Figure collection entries
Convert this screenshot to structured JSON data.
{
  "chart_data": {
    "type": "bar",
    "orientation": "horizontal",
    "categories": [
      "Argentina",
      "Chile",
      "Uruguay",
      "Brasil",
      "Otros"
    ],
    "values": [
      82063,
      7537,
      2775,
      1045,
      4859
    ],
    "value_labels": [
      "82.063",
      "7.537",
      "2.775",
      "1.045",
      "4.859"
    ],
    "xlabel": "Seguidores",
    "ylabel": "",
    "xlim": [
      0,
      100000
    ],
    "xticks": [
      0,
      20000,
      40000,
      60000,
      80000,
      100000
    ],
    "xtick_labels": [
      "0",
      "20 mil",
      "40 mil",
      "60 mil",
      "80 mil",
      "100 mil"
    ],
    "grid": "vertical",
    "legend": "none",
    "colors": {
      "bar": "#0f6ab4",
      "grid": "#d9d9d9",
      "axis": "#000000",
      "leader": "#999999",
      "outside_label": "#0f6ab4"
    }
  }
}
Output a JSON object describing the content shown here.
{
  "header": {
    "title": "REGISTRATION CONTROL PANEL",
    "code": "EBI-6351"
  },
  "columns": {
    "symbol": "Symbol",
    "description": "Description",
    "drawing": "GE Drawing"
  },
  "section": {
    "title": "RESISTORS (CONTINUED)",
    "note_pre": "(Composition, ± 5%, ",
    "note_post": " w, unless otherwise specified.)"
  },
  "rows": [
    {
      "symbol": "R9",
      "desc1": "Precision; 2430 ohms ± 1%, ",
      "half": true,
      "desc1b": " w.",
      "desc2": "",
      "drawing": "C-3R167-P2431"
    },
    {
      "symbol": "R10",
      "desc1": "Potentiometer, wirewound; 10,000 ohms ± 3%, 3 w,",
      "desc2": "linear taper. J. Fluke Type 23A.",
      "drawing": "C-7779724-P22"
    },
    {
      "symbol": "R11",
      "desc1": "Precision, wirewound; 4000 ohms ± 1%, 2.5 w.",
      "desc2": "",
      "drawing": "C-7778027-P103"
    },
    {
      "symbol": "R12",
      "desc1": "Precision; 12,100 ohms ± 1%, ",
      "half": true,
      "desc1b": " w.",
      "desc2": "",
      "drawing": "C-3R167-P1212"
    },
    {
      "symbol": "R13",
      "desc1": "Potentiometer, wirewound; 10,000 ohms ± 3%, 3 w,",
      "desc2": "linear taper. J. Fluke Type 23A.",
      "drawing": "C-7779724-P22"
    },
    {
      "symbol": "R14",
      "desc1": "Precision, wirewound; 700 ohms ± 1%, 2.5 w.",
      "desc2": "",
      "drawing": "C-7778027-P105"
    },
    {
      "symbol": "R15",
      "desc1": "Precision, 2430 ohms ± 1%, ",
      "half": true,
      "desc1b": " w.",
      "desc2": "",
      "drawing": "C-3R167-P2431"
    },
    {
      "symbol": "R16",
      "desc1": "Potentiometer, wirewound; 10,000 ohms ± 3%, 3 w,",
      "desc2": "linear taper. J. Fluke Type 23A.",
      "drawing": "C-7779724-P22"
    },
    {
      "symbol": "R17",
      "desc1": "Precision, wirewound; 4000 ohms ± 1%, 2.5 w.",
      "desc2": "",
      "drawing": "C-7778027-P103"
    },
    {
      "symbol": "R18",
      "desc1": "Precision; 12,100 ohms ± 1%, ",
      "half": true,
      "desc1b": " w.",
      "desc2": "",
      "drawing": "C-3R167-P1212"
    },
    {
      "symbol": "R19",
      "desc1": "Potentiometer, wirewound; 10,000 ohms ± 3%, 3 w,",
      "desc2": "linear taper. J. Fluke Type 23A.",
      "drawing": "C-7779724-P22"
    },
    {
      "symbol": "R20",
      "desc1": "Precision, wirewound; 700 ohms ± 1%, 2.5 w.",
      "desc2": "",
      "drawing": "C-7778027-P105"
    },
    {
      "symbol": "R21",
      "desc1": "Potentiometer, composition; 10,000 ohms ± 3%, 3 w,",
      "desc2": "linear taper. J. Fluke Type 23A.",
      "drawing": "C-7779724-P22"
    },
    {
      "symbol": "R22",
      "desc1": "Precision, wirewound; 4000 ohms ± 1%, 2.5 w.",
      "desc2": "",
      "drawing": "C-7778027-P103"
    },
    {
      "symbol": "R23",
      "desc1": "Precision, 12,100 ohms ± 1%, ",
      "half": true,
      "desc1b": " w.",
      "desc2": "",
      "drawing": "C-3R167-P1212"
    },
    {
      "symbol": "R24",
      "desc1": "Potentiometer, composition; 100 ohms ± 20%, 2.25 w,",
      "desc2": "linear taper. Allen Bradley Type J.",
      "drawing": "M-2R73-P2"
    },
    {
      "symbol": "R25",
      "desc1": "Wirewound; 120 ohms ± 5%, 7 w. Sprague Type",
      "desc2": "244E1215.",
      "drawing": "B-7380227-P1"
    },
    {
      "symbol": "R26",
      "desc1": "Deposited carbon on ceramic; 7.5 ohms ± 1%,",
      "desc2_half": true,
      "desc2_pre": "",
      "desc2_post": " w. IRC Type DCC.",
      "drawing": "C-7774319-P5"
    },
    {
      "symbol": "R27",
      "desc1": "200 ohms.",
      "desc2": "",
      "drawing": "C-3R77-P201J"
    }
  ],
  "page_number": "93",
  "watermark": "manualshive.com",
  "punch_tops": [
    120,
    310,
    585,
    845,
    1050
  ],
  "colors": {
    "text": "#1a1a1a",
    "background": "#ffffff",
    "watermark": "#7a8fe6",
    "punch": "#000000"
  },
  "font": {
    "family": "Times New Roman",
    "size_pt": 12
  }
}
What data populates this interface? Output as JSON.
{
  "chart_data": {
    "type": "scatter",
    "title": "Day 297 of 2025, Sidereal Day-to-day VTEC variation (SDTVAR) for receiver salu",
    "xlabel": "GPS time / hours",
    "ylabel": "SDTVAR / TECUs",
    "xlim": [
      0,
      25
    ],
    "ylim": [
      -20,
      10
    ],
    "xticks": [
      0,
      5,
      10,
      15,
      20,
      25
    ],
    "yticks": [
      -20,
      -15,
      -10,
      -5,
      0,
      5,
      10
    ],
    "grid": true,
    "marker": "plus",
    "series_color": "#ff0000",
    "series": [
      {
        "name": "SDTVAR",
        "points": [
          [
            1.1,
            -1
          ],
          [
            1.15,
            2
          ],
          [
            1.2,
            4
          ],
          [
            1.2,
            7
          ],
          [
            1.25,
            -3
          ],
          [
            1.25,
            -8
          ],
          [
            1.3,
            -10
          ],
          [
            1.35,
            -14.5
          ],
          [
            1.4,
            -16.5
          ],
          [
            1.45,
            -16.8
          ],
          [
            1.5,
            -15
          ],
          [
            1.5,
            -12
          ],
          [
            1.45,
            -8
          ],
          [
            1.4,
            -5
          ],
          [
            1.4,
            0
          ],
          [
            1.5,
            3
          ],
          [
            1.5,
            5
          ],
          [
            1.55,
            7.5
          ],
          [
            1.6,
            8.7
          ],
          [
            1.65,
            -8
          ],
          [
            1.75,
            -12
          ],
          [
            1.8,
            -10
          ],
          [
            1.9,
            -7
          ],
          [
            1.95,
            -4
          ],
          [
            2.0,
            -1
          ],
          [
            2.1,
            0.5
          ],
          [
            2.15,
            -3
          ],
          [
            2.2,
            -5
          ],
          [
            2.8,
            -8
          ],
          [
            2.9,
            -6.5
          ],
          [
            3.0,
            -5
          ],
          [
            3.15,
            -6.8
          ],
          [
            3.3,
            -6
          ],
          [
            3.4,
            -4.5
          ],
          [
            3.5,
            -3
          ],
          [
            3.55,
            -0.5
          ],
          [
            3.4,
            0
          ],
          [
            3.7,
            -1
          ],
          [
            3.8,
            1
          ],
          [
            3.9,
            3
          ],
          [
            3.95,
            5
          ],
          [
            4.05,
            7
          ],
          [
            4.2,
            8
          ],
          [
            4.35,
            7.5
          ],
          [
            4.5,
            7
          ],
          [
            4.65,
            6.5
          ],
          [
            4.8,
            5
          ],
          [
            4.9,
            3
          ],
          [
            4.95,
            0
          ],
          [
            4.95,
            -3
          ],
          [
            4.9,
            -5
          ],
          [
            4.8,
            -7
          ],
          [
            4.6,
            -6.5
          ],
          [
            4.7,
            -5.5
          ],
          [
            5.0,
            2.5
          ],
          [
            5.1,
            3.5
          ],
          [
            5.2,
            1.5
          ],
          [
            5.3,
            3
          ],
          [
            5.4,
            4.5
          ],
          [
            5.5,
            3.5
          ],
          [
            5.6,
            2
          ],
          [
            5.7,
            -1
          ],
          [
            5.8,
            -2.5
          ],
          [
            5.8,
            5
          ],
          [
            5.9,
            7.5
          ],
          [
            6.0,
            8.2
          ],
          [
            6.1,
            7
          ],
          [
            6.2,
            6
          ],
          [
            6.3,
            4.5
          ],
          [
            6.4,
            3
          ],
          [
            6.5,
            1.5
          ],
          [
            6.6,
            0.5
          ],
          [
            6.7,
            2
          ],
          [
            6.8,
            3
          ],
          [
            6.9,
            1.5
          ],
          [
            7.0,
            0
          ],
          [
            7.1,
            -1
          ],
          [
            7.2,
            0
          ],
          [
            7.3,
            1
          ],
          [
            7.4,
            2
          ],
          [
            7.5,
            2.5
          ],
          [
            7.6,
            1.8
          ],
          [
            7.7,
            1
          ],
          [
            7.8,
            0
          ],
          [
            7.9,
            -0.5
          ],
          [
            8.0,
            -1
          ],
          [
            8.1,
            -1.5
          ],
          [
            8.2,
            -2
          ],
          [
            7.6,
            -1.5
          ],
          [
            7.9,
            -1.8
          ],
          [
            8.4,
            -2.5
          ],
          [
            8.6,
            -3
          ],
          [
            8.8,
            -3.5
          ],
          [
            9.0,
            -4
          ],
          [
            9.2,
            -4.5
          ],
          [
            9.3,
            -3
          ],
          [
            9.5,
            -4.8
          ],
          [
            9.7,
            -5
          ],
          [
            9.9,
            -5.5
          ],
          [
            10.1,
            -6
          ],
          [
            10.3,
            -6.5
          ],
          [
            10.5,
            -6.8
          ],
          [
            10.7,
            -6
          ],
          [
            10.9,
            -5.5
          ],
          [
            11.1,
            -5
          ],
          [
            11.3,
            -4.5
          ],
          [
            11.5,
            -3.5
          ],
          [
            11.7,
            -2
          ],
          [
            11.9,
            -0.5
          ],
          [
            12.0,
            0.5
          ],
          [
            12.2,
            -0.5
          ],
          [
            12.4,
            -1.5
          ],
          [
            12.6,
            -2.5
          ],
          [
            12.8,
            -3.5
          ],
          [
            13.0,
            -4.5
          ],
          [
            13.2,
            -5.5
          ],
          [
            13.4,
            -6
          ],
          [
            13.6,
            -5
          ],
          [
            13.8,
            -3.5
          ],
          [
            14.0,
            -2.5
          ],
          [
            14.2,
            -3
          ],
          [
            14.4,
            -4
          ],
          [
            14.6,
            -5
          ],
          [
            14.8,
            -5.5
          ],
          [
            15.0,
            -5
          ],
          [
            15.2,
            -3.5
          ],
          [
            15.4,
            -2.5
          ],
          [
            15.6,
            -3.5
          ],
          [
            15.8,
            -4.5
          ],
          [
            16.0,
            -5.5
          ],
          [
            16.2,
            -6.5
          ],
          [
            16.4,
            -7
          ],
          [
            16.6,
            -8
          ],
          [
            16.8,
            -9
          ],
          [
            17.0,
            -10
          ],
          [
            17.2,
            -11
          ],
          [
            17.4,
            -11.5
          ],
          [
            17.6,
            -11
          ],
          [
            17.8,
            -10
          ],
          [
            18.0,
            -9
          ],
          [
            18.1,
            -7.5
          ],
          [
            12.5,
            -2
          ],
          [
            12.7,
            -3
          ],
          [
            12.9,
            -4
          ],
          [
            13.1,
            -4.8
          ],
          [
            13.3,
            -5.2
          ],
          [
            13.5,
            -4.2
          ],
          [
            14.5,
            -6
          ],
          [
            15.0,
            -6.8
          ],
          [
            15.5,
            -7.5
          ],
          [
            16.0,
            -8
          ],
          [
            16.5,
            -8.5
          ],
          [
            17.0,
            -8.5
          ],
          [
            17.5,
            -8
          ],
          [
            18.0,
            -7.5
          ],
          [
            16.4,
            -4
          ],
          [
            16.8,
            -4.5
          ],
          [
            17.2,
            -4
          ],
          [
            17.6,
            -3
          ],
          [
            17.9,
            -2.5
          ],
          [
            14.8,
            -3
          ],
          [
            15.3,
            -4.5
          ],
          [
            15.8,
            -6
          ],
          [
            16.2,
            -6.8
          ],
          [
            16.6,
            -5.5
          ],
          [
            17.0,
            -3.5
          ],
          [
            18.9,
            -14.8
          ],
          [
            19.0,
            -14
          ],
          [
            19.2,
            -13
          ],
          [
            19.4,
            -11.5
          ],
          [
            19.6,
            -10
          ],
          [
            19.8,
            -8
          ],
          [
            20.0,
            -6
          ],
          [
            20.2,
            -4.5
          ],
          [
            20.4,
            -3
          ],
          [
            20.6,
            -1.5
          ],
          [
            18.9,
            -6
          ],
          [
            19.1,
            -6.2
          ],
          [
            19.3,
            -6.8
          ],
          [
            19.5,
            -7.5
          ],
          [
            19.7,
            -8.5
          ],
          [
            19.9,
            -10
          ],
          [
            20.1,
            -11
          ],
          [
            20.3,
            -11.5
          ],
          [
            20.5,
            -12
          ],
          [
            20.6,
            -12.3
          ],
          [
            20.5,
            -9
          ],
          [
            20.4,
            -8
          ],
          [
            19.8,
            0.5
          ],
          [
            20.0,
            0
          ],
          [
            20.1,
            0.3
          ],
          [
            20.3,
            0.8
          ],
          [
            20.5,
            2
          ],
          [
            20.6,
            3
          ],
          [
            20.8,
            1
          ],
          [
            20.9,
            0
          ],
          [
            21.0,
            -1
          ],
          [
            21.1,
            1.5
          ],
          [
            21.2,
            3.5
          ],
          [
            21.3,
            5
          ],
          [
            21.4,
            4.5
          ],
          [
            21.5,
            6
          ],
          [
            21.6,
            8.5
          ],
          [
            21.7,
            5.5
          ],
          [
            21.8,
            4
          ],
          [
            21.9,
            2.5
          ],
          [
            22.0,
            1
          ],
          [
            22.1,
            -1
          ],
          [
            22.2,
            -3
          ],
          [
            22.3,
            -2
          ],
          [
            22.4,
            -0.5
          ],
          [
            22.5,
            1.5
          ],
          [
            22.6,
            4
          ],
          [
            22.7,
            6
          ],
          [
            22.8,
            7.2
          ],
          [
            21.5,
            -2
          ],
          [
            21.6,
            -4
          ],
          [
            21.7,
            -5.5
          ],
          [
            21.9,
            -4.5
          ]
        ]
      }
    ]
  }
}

### [WHAT YOU WILL DO]
Exactly how many lines contain "xlabel"? State the number and nothing else.

### [EXERCISE RESULT]
2